'''

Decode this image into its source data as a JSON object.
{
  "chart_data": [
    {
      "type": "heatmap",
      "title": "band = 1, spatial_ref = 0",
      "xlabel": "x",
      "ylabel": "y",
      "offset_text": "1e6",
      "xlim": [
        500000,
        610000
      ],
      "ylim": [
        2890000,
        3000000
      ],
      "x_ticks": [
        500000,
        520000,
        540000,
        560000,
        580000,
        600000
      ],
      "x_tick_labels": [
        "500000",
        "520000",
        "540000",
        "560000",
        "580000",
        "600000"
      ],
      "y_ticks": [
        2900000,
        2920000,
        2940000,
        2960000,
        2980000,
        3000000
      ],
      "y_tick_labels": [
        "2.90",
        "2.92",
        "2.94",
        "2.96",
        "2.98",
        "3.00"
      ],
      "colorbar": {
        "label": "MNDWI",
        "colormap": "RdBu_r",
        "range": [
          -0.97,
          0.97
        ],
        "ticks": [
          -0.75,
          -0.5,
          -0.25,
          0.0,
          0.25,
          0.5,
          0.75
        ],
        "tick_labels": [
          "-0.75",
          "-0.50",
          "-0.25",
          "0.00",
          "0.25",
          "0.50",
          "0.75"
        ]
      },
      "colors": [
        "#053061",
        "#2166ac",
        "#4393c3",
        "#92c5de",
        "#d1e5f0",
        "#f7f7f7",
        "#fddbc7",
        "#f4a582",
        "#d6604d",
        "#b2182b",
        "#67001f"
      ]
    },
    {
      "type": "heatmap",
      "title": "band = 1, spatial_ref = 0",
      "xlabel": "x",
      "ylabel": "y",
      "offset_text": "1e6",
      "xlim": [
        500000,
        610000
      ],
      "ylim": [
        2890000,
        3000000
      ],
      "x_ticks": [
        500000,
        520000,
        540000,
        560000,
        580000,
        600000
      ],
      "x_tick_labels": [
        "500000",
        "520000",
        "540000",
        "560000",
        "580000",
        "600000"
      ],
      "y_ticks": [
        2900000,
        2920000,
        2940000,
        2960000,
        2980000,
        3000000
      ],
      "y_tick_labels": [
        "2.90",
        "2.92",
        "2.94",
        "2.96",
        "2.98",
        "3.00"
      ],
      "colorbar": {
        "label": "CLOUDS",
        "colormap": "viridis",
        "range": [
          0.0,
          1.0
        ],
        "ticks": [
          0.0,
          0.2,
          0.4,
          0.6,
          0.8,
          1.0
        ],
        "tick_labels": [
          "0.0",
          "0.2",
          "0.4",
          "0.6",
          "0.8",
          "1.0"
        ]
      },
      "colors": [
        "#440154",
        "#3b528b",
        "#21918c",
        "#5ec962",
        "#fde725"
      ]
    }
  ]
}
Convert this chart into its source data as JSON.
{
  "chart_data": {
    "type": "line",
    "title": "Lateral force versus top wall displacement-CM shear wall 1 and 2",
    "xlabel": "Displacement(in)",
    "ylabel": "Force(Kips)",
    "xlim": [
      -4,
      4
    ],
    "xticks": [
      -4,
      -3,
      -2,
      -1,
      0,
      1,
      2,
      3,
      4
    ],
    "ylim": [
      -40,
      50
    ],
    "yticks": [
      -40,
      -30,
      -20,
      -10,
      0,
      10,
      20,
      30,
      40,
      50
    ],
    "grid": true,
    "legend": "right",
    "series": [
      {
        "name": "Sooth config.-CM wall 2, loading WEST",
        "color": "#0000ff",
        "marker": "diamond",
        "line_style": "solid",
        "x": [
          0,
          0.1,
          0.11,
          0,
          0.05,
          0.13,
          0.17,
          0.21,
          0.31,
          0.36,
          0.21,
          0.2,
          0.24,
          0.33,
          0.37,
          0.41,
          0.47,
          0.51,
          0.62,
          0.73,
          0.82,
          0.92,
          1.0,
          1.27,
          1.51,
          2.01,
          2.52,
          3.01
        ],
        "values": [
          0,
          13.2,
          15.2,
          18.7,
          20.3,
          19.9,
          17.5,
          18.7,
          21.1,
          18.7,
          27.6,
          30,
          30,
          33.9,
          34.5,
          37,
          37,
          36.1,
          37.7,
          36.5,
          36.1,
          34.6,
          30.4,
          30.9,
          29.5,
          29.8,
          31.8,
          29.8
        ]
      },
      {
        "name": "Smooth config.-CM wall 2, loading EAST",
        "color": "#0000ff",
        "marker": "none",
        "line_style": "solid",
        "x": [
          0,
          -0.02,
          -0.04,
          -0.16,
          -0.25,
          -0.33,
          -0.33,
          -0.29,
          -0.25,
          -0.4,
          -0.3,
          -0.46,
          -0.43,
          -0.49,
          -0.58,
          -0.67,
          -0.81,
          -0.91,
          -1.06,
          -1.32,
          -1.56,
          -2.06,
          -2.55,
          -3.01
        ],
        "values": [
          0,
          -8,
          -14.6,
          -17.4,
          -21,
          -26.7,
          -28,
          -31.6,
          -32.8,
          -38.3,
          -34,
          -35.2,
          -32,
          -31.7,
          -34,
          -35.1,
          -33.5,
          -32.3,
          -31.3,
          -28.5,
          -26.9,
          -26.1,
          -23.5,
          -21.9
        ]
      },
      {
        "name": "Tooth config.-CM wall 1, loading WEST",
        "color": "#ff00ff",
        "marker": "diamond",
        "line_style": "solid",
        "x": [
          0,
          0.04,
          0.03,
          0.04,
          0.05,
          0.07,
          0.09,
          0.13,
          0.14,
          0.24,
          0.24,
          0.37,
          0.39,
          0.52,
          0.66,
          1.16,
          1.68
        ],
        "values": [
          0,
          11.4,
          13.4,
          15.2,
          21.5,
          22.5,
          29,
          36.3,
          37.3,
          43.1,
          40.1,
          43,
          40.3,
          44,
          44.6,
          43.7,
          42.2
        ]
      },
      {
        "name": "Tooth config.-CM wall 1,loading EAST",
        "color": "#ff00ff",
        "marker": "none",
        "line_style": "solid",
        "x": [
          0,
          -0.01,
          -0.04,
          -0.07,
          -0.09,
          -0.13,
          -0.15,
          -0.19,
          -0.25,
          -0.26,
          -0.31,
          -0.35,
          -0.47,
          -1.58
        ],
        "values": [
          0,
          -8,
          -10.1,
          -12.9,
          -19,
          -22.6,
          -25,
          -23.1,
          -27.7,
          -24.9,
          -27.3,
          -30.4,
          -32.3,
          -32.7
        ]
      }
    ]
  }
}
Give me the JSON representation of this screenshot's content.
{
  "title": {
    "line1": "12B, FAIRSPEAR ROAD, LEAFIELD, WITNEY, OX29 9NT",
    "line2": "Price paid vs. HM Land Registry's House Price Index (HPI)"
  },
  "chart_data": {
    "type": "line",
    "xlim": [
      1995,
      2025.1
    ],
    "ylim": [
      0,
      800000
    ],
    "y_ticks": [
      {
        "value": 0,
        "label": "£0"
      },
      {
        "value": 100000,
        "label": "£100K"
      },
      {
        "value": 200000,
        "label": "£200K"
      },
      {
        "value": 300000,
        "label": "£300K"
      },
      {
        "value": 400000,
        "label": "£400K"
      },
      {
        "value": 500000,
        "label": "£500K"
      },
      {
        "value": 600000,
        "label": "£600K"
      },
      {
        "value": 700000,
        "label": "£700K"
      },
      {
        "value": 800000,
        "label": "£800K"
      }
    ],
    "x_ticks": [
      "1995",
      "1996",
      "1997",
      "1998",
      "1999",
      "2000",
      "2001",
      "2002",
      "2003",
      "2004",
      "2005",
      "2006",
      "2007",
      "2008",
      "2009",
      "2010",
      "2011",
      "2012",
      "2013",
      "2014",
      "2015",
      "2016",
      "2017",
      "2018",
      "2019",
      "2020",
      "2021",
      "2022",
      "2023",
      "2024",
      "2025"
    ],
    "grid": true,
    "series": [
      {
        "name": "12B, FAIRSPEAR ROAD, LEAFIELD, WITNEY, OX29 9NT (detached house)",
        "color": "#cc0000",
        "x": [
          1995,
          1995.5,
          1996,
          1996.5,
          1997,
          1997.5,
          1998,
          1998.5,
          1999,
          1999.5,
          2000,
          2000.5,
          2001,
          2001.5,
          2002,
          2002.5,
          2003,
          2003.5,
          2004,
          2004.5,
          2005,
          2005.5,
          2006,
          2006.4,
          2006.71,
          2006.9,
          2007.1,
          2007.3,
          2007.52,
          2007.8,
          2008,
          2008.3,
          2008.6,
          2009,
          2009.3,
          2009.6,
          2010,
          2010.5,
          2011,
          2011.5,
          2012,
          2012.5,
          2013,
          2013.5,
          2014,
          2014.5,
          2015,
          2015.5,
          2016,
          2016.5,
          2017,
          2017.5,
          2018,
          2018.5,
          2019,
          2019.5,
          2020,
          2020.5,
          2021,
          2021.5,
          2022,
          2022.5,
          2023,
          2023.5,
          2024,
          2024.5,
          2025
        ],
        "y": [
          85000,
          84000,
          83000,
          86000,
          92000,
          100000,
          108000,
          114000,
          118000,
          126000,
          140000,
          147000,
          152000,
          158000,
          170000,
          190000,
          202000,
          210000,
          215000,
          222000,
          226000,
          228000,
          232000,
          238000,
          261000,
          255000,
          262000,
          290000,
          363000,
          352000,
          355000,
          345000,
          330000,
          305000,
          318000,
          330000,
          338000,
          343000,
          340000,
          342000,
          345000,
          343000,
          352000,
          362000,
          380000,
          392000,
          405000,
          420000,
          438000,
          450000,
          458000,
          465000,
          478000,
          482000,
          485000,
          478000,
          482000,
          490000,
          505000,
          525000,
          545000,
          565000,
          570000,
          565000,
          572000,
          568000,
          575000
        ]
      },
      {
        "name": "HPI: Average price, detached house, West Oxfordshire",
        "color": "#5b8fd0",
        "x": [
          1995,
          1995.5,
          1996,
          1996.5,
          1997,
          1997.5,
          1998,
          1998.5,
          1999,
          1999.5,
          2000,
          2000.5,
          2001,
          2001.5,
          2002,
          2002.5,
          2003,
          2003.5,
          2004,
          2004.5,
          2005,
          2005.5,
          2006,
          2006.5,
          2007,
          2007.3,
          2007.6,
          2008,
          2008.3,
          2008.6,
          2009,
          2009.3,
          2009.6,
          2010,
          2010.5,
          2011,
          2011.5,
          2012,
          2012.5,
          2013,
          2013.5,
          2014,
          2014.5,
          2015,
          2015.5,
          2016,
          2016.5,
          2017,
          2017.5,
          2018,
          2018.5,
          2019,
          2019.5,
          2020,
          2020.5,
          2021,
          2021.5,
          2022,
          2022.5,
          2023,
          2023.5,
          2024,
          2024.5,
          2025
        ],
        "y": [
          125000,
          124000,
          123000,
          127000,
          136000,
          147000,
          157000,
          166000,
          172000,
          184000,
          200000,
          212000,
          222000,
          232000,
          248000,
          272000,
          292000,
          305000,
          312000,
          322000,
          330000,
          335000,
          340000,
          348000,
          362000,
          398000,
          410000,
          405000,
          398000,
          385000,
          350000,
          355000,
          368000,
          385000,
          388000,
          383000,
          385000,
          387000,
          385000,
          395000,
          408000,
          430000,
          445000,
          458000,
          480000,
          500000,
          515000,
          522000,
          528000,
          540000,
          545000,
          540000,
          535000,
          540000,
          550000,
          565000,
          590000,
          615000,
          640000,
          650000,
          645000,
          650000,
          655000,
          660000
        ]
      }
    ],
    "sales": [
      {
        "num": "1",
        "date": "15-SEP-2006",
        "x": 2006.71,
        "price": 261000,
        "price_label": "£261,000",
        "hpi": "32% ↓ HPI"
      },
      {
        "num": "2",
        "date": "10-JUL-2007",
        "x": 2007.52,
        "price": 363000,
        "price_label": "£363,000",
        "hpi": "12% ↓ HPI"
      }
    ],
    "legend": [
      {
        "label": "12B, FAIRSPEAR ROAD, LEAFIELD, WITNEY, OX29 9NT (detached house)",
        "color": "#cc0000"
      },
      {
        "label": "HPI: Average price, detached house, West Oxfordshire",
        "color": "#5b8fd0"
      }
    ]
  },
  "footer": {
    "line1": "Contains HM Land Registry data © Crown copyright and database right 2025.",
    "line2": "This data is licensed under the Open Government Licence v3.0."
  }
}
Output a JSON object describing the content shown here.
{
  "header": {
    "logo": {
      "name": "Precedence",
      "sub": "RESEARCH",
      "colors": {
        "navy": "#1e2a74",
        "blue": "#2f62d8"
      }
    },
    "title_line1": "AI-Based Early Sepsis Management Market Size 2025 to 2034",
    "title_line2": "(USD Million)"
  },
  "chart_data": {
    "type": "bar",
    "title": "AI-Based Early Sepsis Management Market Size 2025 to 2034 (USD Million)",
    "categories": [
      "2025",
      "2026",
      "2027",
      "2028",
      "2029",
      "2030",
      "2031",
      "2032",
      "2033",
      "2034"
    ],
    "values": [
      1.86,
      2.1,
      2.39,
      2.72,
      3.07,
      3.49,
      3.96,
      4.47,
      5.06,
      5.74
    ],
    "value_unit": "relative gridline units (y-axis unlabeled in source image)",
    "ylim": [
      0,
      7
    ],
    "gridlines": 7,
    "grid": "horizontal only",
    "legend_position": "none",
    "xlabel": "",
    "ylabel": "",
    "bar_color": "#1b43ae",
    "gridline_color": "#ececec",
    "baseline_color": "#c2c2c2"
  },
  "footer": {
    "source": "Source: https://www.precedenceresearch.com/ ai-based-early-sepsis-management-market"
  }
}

'''

Search the data above for the string "source" and return every line that has it.

Decode this image into its source data as a JSON object.
Convert this chart into its source data as JSON.
    "value_unit": "relative gridline units (y-axis unlabeled in source image)",
    "source": "Source: https://www.precedenceresearch.com/ ai-based-early-sepsis-management-market"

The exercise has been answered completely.